-- begin --

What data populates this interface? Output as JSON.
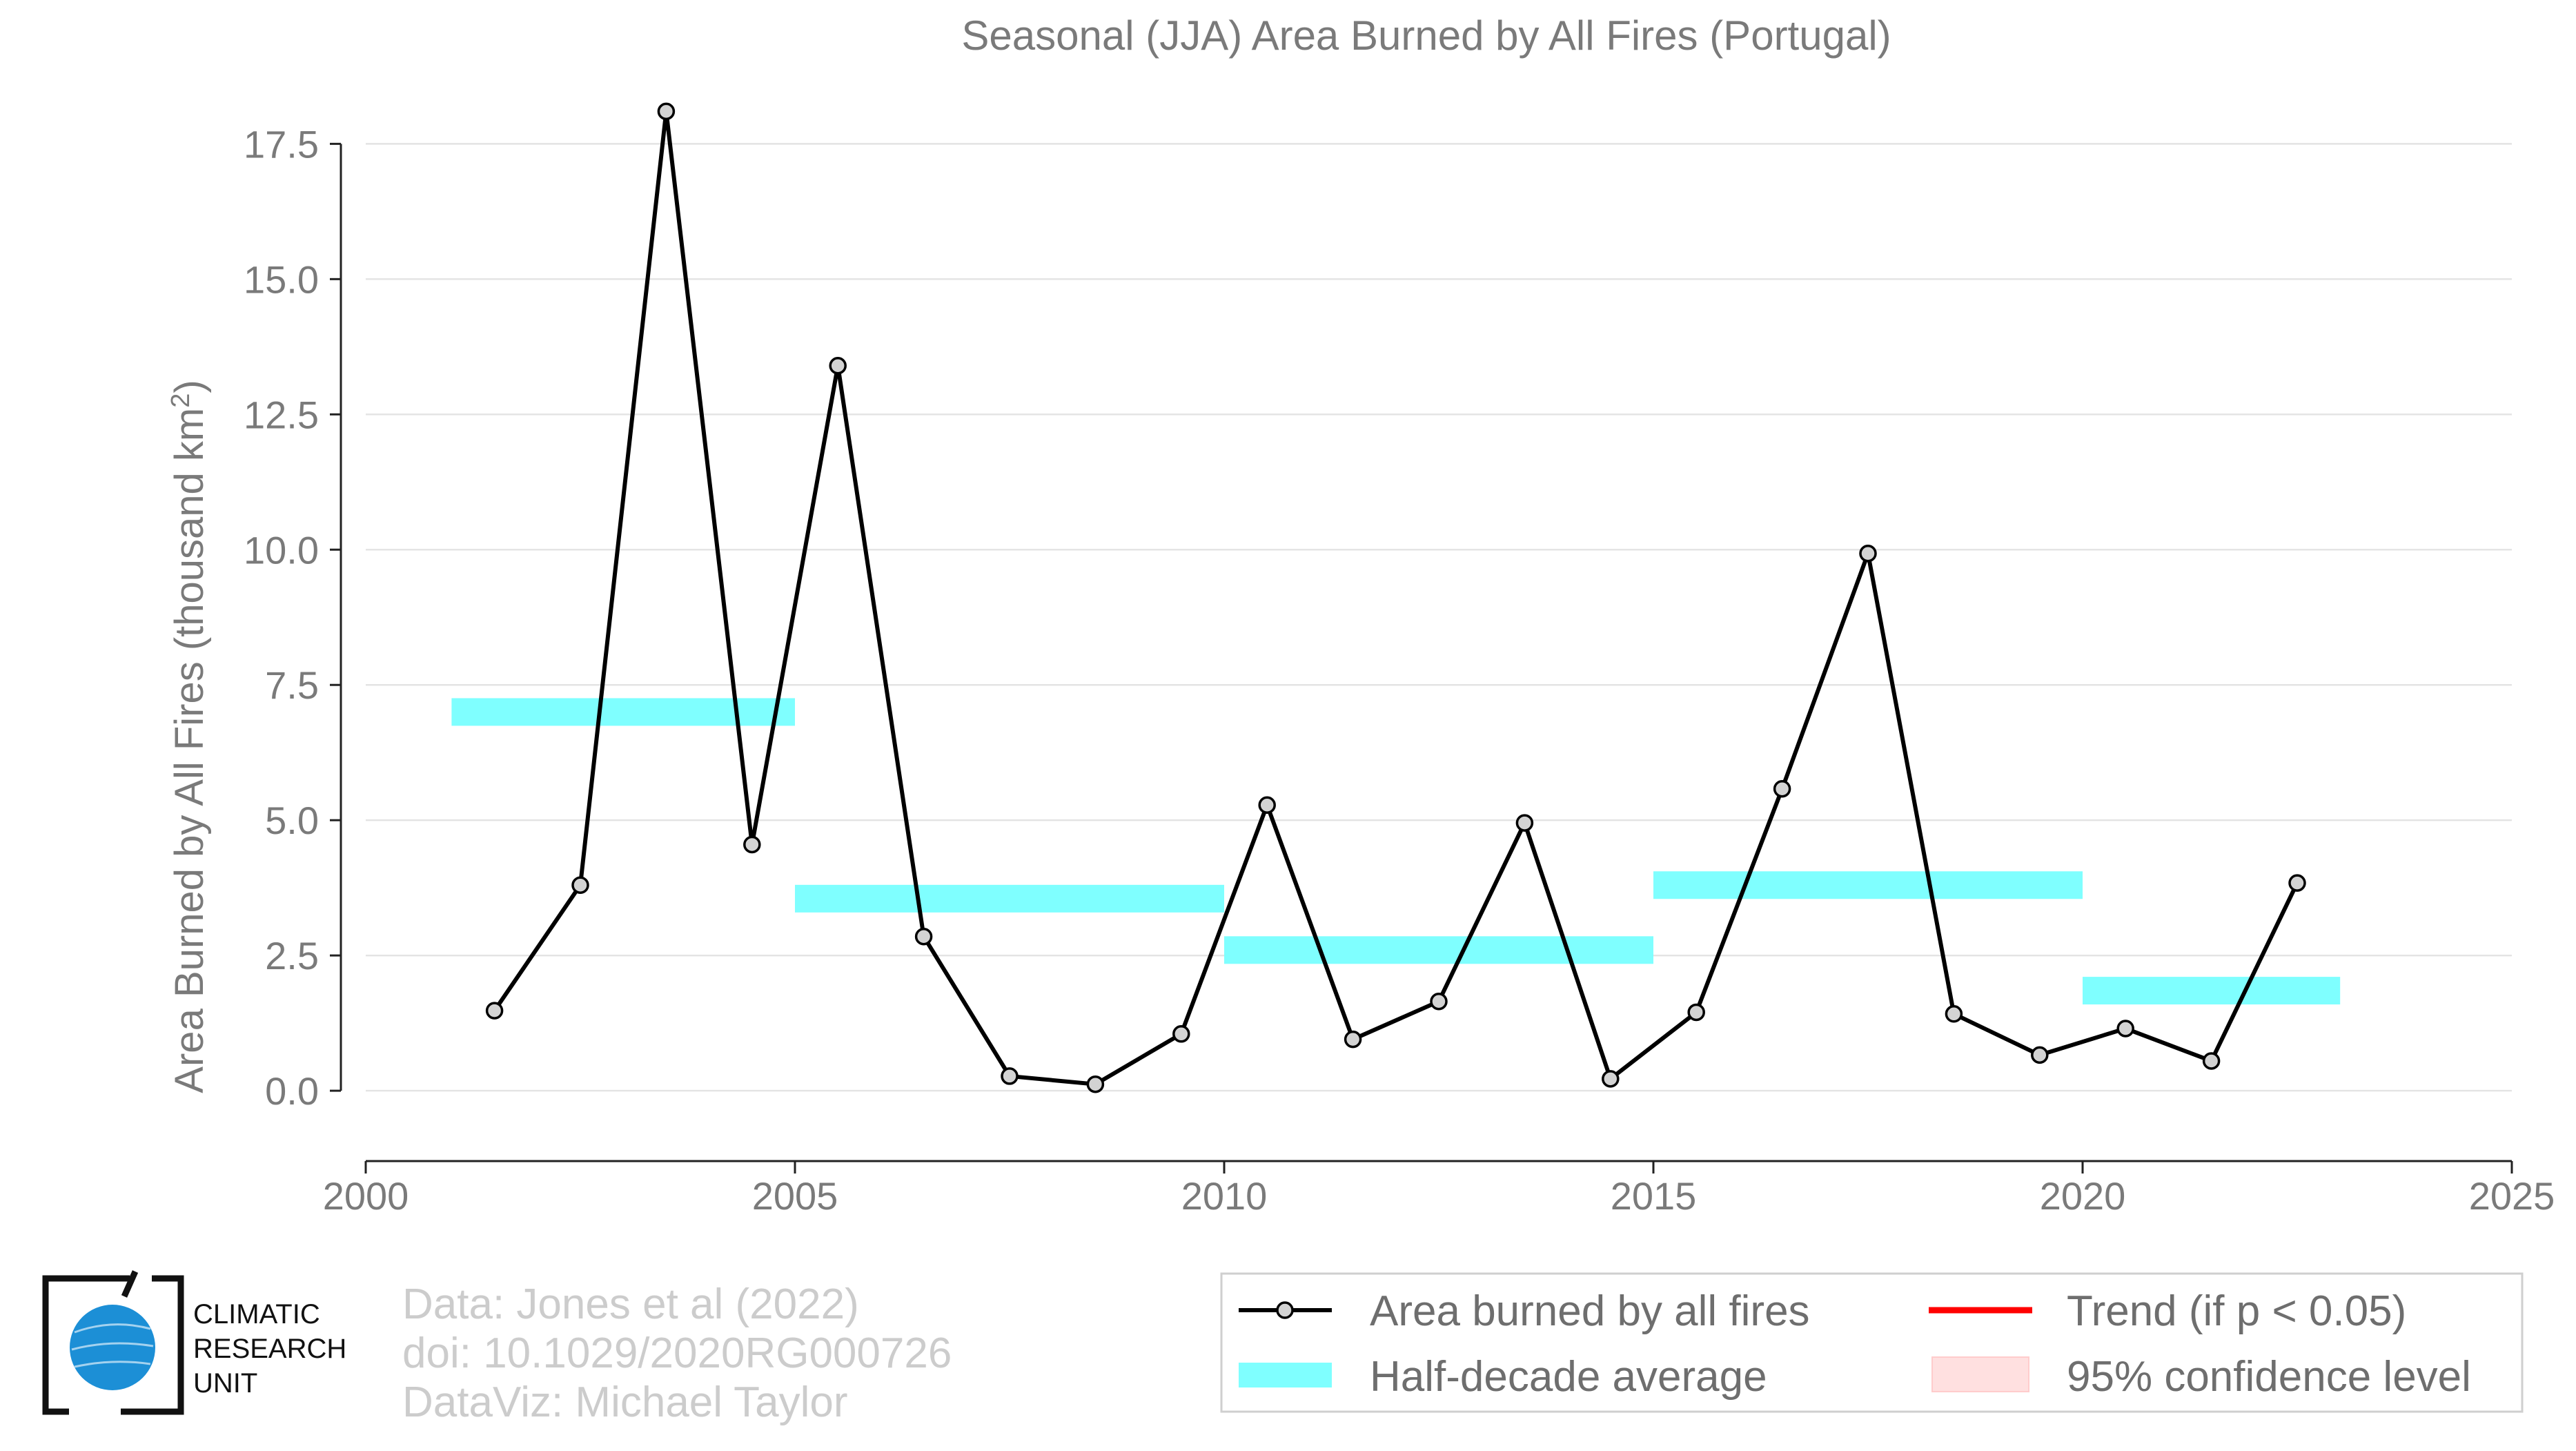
{
  "chart_data": {
    "type": "line",
    "title": "Seasonal (JJA) Area Burned by All Fires (Portugal)",
    "ylabel_main": "Area Burned by All Fires (thousand km",
    "ylabel_sup": "2",
    "ylabel_close": ")",
    "xlim": [
      2000,
      2025
    ],
    "ylim": [
      -1.3,
      18.5
    ],
    "xticks": [
      2000,
      2005,
      2010,
      2015,
      2020,
      2025
    ],
    "xtick_labels": [
      "2000",
      "2005",
      "2010",
      "2015",
      "2020",
      "2025"
    ],
    "yticks": [
      0,
      2.5,
      5,
      7.5,
      10,
      12.5,
      15,
      17.5
    ],
    "ytick_labels": [
      "0.0",
      "2.5",
      "5.0",
      "7.5",
      "10.0",
      "12.5",
      "15.0",
      "17.5"
    ],
    "grid": "horizontal",
    "legend_position": "bottom-right",
    "series": [
      {
        "name": "Area burned by all fires",
        "color": "#000000",
        "marker_color": "#d3d3d3",
        "x": [
          2001.5,
          2002.5,
          2003.5,
          2004.5,
          2005.5,
          2006.5,
          2007.5,
          2008.5,
          2009.5,
          2010.5,
          2011.5,
          2012.5,
          2013.5,
          2014.5,
          2015.5,
          2016.5,
          2017.5,
          2018.5,
          2019.5,
          2020.5,
          2021.5,
          2022.5
        ],
        "values": [
          1.48,
          3.8,
          18.1,
          4.55,
          13.4,
          2.85,
          0.27,
          0.12,
          1.05,
          5.28,
          0.95,
          1.65,
          4.95,
          0.22,
          1.45,
          5.58,
          9.93,
          1.42,
          0.66,
          1.15,
          0.55,
          3.84
        ]
      }
    ],
    "half_decade_average": {
      "name": "Half-decade average",
      "color": "#7fffff",
      "segments": [
        {
          "x0": 2001,
          "x1": 2005,
          "y": 7.0
        },
        {
          "x0": 2005,
          "x1": 2010,
          "y": 3.55
        },
        {
          "x0": 2010,
          "x1": 2015,
          "y": 2.6
        },
        {
          "x0": 2015,
          "x1": 2020,
          "y": 3.8
        },
        {
          "x0": 2020,
          "x1": 2023,
          "y": 1.85
        }
      ]
    },
    "legend": {
      "line_label": "Area burned by all fires",
      "avg_label": "Half-decade average",
      "trend_label": "Trend (if p < 0.05)",
      "ci_label": "95% confidence level",
      "trend_color": "#ff0000",
      "ci_color": "#ffe0e0"
    }
  },
  "credits": {
    "line1": "Data: Jones et al (2022)",
    "line2": "doi: 10.1029/2020RG000726",
    "line3": "DataViz: Michael Taylor"
  },
  "logo": {
    "line1": "CLIMATIC",
    "line2": "RESEARCH",
    "line3": "UNIT",
    "color": "#1c8fd6"
  }
}
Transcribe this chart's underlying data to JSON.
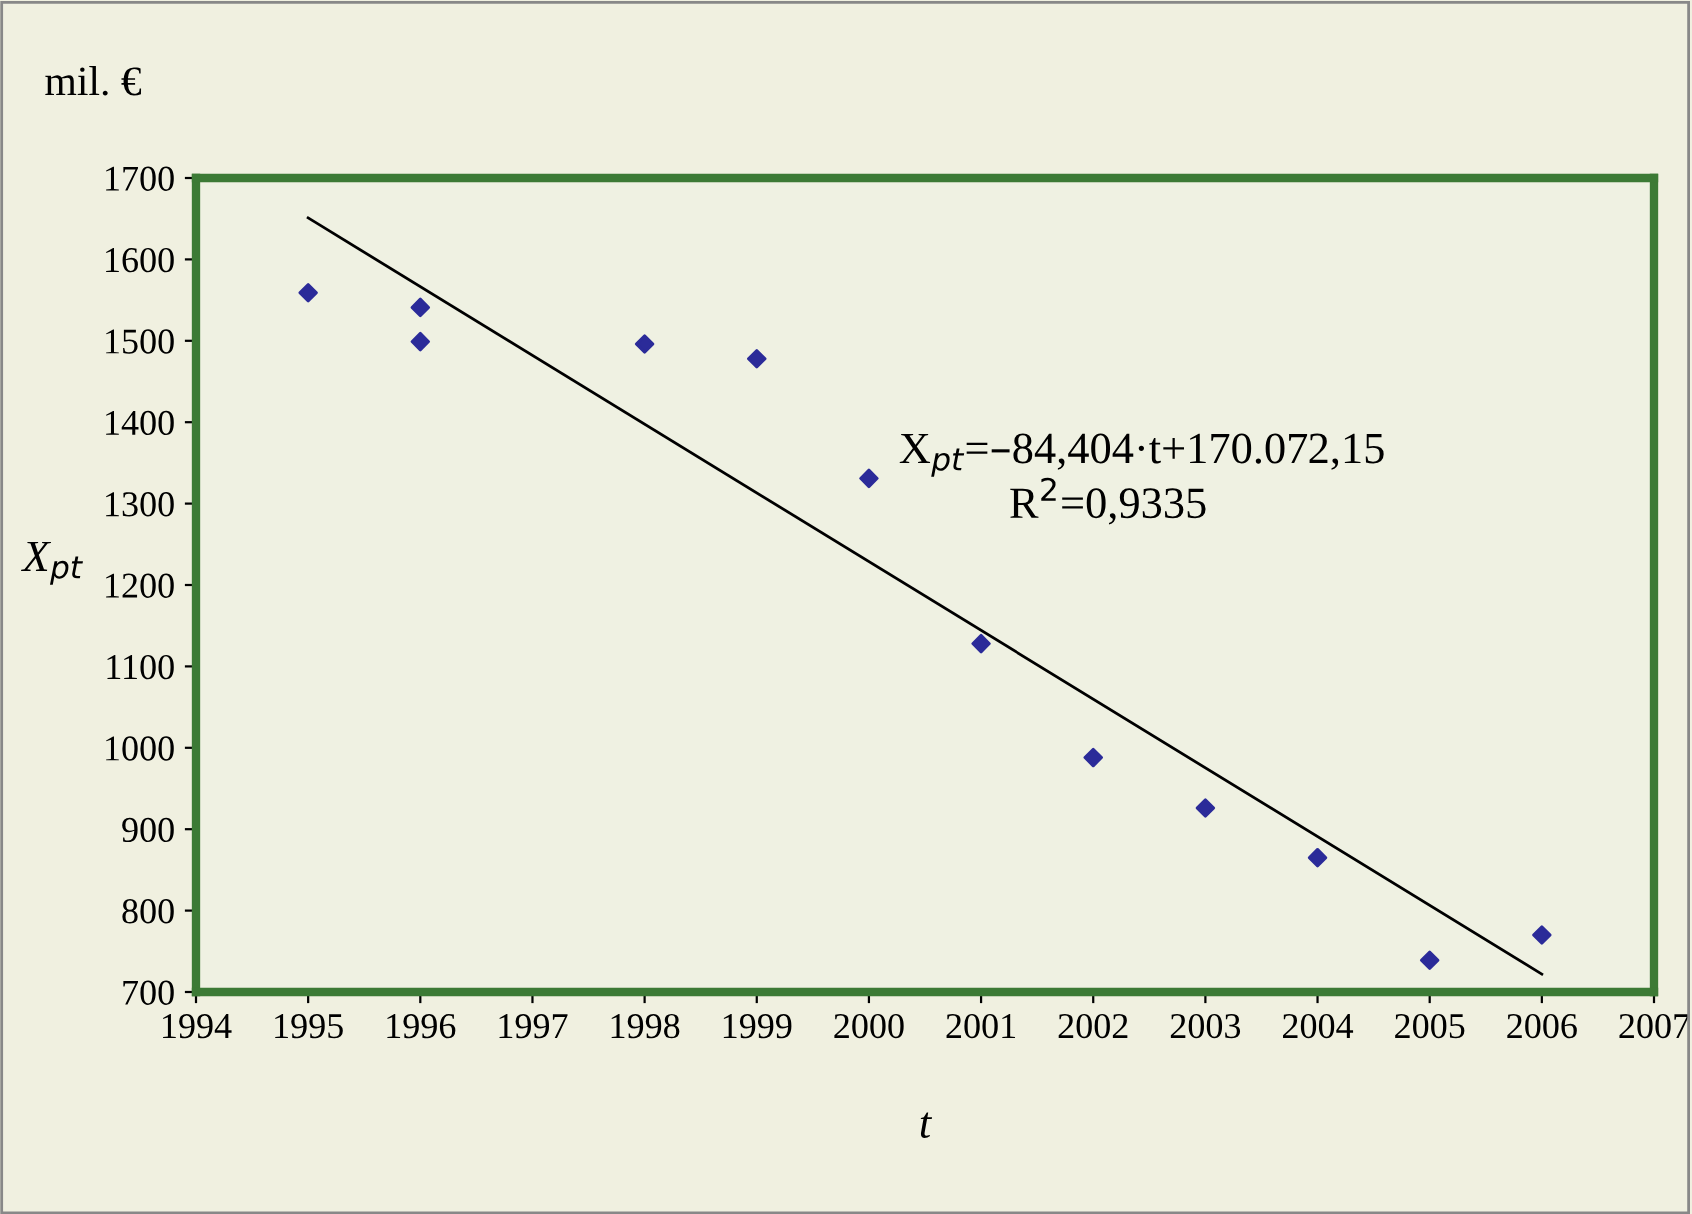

-- end --

* _STATED TASK_
Count the lines of the data that include the string "Area", and give only that number.

* _EXERCISE RESULT_
4